Search the data below for "Modules"; list each line that holds it.

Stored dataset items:
%%
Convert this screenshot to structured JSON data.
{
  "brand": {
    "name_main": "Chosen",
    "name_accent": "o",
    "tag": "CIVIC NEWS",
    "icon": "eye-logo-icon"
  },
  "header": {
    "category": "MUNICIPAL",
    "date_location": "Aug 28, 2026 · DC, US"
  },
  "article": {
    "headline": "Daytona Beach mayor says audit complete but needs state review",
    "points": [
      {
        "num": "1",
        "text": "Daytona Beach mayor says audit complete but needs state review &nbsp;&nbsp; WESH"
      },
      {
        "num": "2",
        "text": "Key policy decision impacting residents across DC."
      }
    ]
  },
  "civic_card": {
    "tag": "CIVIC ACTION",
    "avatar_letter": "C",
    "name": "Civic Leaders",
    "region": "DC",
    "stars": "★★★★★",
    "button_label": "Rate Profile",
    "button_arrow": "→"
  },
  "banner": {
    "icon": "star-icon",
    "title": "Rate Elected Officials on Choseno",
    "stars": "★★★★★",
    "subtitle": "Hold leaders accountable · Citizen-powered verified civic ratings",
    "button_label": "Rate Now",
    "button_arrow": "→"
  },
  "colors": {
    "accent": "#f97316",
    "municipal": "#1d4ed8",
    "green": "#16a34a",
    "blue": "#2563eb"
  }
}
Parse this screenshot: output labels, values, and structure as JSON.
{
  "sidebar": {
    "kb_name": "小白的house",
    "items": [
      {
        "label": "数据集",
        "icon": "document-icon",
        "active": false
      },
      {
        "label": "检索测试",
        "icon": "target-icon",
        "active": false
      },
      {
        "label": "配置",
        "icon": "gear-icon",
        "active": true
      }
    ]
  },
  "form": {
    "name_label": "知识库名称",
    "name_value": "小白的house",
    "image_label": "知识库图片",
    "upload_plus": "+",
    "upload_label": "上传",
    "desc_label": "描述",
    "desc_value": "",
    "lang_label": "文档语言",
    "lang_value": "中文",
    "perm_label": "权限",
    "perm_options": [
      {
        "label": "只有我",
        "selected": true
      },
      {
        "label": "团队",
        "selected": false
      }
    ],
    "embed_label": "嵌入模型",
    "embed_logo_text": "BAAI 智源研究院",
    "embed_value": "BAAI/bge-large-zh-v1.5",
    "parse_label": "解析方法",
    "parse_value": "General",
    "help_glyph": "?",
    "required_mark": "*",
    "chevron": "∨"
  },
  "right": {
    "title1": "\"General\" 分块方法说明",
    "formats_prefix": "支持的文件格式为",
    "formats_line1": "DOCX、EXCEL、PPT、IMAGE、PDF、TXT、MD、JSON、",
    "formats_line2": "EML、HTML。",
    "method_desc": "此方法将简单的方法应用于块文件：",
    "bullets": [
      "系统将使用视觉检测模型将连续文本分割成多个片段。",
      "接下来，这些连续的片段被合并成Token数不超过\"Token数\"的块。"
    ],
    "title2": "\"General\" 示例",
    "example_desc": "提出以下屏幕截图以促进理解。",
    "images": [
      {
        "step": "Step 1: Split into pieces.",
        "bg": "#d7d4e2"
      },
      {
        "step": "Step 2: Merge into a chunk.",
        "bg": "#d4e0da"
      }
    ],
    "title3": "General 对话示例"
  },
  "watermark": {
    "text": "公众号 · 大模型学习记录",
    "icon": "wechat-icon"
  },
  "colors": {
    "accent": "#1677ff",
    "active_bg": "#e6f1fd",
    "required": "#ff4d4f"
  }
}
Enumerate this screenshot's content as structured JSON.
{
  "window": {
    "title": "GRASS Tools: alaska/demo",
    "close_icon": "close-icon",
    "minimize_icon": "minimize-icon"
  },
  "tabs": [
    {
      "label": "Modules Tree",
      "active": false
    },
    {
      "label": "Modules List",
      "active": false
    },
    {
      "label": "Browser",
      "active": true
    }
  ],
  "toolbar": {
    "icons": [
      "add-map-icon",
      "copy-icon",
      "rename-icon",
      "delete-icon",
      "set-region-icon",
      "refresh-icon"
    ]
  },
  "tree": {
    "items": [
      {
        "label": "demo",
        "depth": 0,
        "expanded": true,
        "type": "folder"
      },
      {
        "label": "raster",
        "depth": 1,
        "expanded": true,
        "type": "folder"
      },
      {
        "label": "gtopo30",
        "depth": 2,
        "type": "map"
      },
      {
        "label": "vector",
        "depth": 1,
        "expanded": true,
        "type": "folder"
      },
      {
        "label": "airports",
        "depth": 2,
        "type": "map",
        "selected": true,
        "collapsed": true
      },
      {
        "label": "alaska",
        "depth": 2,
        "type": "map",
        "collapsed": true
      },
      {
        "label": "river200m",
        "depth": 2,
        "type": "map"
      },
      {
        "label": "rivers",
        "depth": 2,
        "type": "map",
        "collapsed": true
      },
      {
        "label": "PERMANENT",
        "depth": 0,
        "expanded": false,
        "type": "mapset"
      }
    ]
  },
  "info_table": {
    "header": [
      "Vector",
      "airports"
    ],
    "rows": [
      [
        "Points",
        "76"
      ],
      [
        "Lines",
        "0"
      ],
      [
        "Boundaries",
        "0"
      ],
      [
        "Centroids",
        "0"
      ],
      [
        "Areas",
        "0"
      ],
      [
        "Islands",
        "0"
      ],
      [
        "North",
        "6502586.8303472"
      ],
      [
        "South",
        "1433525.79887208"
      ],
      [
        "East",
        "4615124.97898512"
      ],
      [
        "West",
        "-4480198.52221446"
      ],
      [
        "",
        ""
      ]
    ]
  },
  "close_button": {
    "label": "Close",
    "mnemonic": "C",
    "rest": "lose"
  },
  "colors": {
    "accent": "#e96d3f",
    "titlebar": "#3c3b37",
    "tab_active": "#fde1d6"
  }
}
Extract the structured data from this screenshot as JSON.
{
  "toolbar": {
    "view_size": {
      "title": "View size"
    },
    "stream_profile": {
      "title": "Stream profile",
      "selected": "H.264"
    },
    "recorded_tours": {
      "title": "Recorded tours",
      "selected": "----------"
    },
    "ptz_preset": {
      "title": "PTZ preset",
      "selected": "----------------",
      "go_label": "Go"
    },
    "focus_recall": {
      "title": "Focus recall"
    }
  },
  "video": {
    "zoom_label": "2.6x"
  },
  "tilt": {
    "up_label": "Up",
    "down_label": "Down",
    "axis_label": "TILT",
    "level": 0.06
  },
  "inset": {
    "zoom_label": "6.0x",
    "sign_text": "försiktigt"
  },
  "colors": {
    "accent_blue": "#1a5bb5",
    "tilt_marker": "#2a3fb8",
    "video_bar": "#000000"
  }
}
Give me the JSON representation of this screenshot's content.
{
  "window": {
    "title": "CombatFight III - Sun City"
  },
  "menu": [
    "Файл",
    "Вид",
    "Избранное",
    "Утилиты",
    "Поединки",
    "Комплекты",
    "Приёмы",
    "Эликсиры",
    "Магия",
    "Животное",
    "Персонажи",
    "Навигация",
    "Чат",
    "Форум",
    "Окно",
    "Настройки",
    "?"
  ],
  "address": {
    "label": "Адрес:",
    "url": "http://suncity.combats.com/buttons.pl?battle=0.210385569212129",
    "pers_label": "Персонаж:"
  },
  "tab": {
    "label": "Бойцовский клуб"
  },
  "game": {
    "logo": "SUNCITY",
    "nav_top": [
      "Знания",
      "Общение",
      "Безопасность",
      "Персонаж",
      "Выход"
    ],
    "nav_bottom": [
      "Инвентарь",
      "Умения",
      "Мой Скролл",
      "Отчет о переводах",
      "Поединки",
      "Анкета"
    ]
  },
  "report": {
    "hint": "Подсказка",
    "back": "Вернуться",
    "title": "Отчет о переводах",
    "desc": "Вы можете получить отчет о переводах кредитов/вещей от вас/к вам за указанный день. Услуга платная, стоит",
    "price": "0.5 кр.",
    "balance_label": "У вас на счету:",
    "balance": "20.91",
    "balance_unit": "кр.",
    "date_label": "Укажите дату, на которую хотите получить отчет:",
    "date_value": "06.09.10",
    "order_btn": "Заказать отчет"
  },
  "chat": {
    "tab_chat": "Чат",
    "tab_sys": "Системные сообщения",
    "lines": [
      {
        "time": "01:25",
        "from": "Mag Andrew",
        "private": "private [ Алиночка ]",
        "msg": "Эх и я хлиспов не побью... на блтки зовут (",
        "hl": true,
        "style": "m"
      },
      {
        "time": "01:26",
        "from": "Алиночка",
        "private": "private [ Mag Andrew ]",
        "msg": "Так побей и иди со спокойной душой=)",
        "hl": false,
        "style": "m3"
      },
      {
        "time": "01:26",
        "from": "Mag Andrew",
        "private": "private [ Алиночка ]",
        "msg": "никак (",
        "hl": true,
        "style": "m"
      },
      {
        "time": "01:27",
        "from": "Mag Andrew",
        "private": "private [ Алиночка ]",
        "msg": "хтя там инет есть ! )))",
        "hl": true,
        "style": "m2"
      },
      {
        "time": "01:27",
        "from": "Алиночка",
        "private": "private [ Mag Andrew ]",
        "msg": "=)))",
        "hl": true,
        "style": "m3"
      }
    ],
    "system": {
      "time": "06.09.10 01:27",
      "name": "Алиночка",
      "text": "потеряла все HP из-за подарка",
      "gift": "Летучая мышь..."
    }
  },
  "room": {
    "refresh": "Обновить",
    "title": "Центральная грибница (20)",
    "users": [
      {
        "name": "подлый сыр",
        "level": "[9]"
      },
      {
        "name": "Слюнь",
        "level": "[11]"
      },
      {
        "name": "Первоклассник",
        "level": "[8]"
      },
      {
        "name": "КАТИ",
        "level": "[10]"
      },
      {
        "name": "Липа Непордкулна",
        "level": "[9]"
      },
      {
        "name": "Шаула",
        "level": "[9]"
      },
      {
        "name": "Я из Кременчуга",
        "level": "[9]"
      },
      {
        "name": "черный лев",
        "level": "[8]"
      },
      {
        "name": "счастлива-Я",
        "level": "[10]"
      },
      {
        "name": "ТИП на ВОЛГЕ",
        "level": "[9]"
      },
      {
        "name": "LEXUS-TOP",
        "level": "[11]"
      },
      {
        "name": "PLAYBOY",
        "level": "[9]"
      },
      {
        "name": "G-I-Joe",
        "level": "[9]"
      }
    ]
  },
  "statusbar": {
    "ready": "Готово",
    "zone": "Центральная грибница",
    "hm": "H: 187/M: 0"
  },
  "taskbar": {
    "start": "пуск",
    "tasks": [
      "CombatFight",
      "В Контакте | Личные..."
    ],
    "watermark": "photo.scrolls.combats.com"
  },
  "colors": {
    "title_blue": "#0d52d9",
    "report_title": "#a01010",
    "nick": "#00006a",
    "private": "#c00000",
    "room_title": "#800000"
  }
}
%%
*FINAL RESULT*.
      "label": "Modules Tree",
      "label": "Modules List",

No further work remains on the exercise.